**Requirements:**
Each record below is to be reproduced without any change.

--- start ---

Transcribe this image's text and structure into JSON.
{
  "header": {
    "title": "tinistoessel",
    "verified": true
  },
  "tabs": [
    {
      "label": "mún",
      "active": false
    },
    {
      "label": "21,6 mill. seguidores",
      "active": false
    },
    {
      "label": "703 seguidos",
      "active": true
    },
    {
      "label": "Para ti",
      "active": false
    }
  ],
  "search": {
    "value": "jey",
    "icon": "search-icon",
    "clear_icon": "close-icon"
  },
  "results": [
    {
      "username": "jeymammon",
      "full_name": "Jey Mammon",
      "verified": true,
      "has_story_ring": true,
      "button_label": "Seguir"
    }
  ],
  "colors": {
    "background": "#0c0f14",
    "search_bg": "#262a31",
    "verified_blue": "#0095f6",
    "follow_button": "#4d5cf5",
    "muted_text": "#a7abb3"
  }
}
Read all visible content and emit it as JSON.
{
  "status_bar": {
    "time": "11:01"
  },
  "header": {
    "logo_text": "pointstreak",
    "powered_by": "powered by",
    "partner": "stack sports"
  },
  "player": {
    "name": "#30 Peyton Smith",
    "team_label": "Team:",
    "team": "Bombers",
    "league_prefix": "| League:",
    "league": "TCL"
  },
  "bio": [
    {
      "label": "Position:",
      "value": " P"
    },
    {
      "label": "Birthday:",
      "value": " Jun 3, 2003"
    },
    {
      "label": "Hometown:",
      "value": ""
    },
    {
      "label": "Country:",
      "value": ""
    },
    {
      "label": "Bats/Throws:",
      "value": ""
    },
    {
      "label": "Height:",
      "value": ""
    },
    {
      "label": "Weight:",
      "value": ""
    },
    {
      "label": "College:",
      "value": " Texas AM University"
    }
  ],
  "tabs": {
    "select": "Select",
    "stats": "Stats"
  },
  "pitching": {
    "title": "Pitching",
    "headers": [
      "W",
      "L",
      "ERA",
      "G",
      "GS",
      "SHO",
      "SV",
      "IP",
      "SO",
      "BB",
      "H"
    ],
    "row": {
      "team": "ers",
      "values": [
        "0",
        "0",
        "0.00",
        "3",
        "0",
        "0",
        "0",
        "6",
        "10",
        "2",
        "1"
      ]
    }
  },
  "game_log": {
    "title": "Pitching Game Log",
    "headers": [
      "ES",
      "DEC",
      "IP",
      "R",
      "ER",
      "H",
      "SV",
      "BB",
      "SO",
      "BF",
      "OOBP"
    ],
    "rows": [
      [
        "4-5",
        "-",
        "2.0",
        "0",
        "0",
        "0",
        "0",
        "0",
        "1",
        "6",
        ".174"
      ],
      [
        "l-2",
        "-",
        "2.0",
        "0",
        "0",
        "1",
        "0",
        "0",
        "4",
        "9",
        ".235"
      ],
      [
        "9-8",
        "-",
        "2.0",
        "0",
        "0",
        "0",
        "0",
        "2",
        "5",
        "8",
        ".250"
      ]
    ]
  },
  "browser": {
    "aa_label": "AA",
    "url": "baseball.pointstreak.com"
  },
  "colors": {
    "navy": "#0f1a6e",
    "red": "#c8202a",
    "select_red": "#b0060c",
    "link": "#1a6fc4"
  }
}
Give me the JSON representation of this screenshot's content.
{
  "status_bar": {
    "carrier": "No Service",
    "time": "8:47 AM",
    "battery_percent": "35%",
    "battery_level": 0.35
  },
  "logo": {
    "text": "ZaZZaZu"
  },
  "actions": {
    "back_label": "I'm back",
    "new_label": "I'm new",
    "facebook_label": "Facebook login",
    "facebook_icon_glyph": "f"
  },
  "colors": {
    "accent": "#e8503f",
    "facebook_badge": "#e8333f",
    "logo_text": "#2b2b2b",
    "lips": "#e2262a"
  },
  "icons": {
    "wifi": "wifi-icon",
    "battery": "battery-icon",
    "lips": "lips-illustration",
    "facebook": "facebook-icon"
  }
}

--- end ---

**Answer for this exercise:**
Transcribe this image's text and structure into JSON.
{
  "header": {
    "title": "tinistoessel",
    "verified": true
  },
  "tabs": [
    {
      "label": "mún",
      "active": false
    },
    {
      "label": "21,6 mill. seguidores",
      "active": false
    },
    {
      "label": "703 seguidos",
      "active": true
    },
    {
      "label": "Para ti",
      "active": false
    }
  ],
  "search": {
    "value": "jey",
    "icon": "search-icon",
    "clear_icon": "close-icon"
  },
  "results": [
    {
      "username": "jeymammon",
      "full_name": "Jey Mammon",
      "verified": true,
      "has_story_ring": true,
      "button_label": "Seguir"
    }
  ],
  "colors": {
    "background": "#0c0f14",
    "search_bg": "#262a31",
    "verified_blue": "#0095f6",
    "follow_button": "#4d5cf5",
    "muted_text": "#a7abb3"
  }
}
Read all visible content and emit it as JSON.
{
  "status_bar": {
    "time": "11:01"
  },
  "header": {
    "logo_text": "pointstreak",
    "powered_by": "powered by",
    "partner": "stack sports"
  },
  "player": {
    "name": "#30 Peyton Smith",
    "team_label": "Team:",
    "team": "Bombers",
    "league_prefix": "| League:",
    "league": "TCL"
  },
  "bio": [
    {
      "label": "Position:",
      "value": " P"
    },
    {
      "label": "Birthday:",
      "value": " Jun 3, 2003"
    },
    {
      "label": "Hometown:",
      "value": ""
    },
    {
      "label": "Country:",
      "value": ""
    },
    {
      "label": "Bats/Throws:",
      "value": ""
    },
    {
      "label": "Height:",
      "value": ""
    },
    {
      "label": "Weight:",
      "value": ""
    },
    {
      "label": "College:",
      "value": " Texas AM University"
    }
  ],
  "tabs": {
    "select": "Select",
    "stats": "Stats"
  },
  "pitching": {
    "title": "Pitching",
    "headers": [
      "W",
      "L",
      "ERA",
      "G",
      "GS",
      "SHO",
      "SV",
      "IP",
      "SO",
      "BB",
      "H"
    ],
    "row": {
      "team": "ers",
      "values": [
        "0",
        "0",
        "0.00",
        "3",
        "0",
        "0",
        "0",
        "6",
        "10",
        "2",
        "1"
      ]
    }
  },
  "game_log": {
    "title": "Pitching Game Log",
    "headers": [
      "ES",
      "DEC",
      "IP",
      "R",
      "ER",
      "H",
      "SV",
      "BB",
      "SO",
      "BF",
      "OOBP"
    ],
    "rows": [
      [
        "4-5",
        "-",
        "2.0",
        "0",
        "0",
        "0",
        "0",
        "0",
        "1",
        "6",
        ".174"
      ],
      [
        "l-2",
        "-",
        "2.0",
        "0",
        "0",
        "1",
        "0",
        "0",
        "4",
        "9",
        ".235"
      ],
      [
        "9-8",
        "-",
        "2.0",
        "0",
        "0",
        "0",
        "0",
        "2",
        "5",
        "8",
        ".250"
      ]
    ]
  },
  "browser": {
    "aa_label": "AA",
    "url": "baseball.pointstreak.com"
  },
  "colors": {
    "navy": "#0f1a6e",
    "red": "#c8202a",
    "select_red": "#b0060c",
    "link": "#1a6fc4"
  }
}
Give me the JSON representation of this screenshot's content.
{
  "status_bar": {
    "carrier": "No Service",
    "time": "8:47 AM",
    "battery_percent": "35%",
    "battery_level": 0.35
  },
  "logo": {
    "text": "ZaZZaZu"
  },
  "actions": {
    "back_label": "I'm back",
    "new_label": "I'm new",
    "facebook_label": "Facebook login",
    "facebook_icon_glyph": "f"
  },
  "colors": {
    "accent": "#e8503f",
    "facebook_badge": "#e8333f",
    "logo_text": "#2b2b2b",
    "lips": "#e2262a"
  },
  "icons": {
    "wifi": "wifi-icon",
    "battery": "battery-icon",
    "lips": "lips-illustration",
    "facebook": "facebook-icon"
  }
}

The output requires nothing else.